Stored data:
====================

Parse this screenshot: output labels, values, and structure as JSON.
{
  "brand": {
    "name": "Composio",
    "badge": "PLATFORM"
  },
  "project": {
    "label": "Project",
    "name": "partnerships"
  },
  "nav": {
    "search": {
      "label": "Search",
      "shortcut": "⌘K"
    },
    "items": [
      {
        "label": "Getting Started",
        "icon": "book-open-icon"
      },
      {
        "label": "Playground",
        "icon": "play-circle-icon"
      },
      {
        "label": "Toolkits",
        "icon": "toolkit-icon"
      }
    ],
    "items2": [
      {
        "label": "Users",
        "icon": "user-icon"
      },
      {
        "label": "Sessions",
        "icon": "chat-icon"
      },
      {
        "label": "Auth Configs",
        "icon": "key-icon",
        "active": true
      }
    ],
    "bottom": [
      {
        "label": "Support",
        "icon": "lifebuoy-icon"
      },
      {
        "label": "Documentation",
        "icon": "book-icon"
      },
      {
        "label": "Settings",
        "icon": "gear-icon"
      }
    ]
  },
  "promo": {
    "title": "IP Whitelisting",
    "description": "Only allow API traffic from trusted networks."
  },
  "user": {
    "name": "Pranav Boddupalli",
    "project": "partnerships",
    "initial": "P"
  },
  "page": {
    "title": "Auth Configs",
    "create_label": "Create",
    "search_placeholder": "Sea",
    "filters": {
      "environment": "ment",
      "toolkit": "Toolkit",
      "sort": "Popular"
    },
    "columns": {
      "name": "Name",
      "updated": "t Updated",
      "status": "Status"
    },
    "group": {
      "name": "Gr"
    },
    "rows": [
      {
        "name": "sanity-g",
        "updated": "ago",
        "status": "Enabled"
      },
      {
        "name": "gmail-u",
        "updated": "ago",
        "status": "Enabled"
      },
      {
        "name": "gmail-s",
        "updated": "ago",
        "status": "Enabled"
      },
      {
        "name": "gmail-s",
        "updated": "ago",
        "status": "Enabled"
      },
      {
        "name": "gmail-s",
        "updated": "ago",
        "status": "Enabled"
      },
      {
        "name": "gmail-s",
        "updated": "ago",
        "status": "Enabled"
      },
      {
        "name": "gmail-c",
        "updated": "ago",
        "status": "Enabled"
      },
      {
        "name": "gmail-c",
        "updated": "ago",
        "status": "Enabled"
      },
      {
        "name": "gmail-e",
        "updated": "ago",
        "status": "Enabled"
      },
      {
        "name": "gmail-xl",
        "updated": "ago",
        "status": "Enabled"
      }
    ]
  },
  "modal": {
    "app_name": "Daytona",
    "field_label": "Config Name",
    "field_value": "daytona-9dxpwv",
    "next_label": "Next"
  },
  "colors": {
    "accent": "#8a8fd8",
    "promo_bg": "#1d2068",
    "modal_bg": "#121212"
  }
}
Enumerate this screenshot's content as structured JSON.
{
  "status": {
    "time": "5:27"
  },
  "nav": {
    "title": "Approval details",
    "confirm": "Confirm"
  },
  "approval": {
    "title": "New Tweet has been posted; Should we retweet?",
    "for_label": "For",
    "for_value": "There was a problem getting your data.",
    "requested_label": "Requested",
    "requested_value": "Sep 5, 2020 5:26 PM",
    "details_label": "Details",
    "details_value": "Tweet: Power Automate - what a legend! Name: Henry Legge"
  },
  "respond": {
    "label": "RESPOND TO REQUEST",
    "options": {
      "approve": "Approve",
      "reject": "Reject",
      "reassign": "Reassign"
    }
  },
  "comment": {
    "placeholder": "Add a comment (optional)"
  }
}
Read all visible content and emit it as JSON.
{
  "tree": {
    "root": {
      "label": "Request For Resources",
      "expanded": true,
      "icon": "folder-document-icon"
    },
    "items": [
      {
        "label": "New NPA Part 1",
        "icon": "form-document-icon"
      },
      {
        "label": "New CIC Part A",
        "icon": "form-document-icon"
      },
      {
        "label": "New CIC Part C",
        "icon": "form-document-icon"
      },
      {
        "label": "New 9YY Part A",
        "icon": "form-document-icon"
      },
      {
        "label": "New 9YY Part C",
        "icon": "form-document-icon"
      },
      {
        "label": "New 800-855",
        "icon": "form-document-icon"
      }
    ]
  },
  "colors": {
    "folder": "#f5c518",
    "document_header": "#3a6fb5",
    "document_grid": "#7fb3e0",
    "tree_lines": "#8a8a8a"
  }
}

====================

Pick out lines containing the word "partnerships", each one as written.

▶ EXPECTED ANSWER
    "name": "partnerships"
    "project": "partnerships",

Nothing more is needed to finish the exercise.